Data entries
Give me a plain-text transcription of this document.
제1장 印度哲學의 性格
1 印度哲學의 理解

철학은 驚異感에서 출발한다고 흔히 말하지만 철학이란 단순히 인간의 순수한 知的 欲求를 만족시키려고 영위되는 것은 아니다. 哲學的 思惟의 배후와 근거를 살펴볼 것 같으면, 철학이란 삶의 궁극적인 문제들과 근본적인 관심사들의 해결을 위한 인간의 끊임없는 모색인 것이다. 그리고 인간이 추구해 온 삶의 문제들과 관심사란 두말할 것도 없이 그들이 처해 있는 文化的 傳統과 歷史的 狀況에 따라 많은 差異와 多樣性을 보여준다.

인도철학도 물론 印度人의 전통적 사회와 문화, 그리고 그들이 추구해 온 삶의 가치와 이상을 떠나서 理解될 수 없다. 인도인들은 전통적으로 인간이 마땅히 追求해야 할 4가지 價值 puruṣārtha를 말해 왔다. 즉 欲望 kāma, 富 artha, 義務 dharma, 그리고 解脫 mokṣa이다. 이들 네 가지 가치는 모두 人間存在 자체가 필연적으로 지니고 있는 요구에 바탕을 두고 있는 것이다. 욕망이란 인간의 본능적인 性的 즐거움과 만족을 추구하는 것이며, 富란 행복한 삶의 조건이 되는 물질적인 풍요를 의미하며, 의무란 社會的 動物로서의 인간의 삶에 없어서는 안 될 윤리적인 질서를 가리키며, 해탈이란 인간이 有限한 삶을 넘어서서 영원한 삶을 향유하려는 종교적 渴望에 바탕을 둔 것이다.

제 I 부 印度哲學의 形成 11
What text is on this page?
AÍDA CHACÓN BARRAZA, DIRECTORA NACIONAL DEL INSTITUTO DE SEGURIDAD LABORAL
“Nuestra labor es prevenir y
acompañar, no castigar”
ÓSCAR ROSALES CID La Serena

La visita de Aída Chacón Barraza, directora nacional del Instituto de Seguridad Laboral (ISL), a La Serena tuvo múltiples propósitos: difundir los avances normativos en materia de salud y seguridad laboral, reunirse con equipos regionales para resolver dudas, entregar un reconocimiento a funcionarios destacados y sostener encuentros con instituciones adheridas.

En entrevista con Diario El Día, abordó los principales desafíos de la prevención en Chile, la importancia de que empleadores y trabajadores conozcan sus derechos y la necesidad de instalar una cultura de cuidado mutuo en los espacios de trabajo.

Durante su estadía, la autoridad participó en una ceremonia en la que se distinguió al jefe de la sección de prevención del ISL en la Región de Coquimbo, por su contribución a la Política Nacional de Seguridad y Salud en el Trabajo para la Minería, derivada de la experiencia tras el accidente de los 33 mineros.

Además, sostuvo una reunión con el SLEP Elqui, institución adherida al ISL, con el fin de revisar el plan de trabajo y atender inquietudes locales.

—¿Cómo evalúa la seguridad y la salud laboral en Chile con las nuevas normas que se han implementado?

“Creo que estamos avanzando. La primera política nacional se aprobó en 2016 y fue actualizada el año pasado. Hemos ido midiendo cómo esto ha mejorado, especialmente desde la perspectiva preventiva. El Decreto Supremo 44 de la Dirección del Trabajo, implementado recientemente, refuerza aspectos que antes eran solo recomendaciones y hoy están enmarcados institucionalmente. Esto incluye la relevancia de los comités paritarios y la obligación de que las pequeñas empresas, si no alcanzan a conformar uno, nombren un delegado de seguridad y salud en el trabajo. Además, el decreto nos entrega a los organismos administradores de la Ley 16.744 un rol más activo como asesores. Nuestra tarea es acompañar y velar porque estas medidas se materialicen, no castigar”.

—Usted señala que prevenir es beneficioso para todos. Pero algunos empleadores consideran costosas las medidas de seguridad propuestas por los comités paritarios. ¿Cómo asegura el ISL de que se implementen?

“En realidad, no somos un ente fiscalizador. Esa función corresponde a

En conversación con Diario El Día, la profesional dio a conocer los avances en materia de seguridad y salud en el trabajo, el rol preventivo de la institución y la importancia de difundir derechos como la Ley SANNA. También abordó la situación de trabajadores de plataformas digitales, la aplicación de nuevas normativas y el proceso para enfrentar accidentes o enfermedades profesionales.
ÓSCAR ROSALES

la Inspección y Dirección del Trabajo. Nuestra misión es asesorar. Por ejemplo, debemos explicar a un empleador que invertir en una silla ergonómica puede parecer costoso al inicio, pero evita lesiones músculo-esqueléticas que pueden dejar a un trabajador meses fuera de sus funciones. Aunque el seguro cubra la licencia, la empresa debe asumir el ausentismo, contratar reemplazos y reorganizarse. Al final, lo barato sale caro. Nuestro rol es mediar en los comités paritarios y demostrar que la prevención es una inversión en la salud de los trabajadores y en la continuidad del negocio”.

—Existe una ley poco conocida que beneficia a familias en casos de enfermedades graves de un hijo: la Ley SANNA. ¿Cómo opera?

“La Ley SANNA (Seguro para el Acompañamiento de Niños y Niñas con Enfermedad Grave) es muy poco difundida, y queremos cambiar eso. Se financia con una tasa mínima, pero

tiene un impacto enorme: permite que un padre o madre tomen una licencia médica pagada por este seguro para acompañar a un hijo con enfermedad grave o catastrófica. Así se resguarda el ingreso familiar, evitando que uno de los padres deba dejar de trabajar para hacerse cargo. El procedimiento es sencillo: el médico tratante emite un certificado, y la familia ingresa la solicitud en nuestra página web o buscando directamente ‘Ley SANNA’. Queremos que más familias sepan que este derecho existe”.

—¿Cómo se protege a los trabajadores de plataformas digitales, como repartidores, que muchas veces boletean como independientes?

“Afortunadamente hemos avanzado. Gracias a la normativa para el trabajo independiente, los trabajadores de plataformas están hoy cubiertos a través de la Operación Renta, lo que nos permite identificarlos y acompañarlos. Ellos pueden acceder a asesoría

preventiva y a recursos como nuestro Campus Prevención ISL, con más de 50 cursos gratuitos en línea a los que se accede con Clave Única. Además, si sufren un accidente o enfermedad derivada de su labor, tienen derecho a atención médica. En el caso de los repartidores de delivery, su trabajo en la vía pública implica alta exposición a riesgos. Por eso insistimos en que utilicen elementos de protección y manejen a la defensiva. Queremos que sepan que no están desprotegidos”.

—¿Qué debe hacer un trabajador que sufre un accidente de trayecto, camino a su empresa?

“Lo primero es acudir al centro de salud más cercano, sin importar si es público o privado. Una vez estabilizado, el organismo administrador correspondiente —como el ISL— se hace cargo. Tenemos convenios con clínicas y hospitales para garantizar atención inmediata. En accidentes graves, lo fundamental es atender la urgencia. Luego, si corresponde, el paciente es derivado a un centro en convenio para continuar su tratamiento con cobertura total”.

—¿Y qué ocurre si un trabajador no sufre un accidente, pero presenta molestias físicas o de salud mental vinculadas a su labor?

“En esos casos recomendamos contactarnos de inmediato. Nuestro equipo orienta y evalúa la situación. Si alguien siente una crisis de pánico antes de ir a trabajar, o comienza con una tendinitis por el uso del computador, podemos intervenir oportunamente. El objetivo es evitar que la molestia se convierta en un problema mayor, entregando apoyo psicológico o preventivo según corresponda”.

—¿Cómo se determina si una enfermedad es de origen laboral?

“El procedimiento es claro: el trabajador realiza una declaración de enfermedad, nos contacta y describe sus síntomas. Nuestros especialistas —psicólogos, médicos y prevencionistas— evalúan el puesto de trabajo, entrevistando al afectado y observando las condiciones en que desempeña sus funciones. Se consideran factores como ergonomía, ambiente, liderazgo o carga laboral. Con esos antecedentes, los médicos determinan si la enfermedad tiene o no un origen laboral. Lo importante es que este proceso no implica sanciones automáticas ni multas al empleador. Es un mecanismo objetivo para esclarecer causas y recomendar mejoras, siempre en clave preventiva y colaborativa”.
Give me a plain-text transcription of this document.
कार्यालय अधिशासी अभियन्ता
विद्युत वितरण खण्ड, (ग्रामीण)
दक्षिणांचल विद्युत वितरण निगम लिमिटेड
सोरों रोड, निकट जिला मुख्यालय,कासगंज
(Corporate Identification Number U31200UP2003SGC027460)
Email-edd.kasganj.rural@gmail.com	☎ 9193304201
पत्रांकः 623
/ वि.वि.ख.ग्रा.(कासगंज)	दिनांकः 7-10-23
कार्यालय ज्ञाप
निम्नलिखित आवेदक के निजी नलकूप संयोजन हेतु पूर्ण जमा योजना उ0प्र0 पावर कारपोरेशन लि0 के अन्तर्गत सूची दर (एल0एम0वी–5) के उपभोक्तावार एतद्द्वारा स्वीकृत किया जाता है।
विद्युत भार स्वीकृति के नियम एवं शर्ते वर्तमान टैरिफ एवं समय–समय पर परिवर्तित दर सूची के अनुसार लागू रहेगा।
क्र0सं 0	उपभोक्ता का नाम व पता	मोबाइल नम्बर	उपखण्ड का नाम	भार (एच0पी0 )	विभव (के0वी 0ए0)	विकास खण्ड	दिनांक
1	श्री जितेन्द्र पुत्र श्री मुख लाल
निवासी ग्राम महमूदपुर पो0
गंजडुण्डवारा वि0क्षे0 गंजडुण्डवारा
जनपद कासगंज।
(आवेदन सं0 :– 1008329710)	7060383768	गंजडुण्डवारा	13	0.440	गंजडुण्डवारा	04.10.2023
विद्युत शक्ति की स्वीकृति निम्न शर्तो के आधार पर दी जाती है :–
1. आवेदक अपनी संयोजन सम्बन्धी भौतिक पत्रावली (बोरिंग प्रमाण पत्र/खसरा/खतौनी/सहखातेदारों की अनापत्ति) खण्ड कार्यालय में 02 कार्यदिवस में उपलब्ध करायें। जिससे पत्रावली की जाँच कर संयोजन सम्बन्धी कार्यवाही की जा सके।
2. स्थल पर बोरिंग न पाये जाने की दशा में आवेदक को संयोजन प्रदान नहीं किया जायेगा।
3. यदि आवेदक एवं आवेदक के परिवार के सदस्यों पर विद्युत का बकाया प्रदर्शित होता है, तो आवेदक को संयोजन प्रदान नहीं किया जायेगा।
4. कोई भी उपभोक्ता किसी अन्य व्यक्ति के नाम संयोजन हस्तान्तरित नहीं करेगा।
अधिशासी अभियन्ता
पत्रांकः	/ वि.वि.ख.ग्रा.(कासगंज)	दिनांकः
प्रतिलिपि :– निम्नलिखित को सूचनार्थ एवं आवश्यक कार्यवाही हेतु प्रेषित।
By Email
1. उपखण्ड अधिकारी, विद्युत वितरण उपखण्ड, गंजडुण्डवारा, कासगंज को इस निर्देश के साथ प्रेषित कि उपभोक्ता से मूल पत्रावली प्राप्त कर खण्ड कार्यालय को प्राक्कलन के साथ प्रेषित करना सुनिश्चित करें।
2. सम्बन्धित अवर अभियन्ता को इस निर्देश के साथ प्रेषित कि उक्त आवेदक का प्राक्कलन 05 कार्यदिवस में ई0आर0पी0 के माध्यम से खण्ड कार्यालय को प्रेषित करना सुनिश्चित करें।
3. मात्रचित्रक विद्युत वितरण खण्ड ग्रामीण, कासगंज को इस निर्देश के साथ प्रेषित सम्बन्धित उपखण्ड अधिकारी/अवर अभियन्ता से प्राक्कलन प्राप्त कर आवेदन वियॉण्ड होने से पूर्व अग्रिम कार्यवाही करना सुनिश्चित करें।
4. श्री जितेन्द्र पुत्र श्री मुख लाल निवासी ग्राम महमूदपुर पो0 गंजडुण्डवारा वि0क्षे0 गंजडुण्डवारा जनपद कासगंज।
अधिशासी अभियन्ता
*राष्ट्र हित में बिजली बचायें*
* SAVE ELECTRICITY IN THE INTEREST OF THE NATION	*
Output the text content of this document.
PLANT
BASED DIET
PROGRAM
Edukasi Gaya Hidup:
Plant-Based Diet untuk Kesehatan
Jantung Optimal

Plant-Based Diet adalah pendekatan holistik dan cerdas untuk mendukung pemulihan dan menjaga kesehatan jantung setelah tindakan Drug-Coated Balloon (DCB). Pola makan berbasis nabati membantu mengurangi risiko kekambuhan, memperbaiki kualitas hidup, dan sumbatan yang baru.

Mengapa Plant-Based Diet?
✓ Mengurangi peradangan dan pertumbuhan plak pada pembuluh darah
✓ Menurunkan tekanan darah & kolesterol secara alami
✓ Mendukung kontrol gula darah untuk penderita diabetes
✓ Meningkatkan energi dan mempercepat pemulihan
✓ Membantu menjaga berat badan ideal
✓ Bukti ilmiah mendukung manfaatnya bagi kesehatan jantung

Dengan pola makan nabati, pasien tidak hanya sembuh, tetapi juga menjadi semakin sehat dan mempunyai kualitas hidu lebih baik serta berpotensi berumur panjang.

**Task objective:**
Write down only the number of lines that contain the string "Serena" in the listing.

**Final answer:**
2